# What you are asked to do
Find each line with the string "screenshot" and report it.

[Stored data entries]
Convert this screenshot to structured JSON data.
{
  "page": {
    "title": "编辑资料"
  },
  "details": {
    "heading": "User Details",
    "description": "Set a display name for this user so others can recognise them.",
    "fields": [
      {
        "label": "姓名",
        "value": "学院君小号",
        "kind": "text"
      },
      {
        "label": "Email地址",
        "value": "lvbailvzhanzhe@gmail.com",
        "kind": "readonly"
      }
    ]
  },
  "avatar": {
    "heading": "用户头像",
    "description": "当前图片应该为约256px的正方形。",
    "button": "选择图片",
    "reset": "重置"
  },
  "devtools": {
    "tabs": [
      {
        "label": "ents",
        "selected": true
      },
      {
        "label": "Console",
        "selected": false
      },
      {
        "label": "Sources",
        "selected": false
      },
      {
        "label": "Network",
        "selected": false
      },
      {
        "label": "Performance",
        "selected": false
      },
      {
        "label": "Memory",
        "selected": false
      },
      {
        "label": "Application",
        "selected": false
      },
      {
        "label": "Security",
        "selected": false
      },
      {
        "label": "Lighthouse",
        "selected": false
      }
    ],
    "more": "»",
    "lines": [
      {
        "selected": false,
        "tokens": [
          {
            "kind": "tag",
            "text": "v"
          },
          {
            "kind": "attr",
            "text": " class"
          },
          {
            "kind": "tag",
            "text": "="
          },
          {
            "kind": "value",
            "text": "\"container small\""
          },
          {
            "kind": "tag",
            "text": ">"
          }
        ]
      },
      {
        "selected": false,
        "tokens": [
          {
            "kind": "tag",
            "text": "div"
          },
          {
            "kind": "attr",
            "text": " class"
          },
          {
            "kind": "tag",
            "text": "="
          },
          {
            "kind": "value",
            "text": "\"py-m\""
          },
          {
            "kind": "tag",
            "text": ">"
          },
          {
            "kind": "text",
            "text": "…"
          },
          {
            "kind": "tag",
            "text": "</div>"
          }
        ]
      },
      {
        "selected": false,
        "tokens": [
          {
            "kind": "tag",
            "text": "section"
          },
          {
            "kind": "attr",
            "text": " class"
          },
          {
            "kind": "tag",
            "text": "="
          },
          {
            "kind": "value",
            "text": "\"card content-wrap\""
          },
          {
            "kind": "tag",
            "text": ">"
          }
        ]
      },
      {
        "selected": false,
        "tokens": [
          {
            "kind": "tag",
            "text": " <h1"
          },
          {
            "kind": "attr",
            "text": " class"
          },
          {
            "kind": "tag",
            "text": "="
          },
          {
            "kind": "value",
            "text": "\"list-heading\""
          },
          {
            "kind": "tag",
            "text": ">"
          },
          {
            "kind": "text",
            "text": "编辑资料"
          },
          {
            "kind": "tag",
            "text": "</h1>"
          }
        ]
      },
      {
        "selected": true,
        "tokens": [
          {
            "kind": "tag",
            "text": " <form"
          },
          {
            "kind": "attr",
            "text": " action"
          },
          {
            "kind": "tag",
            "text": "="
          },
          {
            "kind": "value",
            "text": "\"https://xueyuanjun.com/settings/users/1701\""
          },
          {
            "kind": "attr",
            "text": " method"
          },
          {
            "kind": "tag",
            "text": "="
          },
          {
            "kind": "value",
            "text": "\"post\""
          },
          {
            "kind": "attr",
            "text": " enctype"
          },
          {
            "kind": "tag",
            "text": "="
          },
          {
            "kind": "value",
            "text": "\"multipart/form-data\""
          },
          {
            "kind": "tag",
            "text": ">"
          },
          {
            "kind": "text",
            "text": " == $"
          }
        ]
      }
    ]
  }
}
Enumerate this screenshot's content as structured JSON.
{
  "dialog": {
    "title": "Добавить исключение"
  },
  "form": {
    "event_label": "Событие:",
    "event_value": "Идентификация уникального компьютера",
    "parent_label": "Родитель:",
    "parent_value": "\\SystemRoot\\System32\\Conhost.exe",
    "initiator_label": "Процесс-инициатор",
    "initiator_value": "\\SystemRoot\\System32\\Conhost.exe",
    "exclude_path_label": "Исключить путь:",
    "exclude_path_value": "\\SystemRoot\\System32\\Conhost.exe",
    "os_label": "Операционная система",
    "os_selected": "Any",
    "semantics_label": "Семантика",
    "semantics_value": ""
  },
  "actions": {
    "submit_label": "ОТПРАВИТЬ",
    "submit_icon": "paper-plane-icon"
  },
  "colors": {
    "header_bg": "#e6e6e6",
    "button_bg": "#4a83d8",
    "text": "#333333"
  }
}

# Written solution
Convert this screenshot to structured JSON data.
Enumerate this screenshot's content as structured JSON.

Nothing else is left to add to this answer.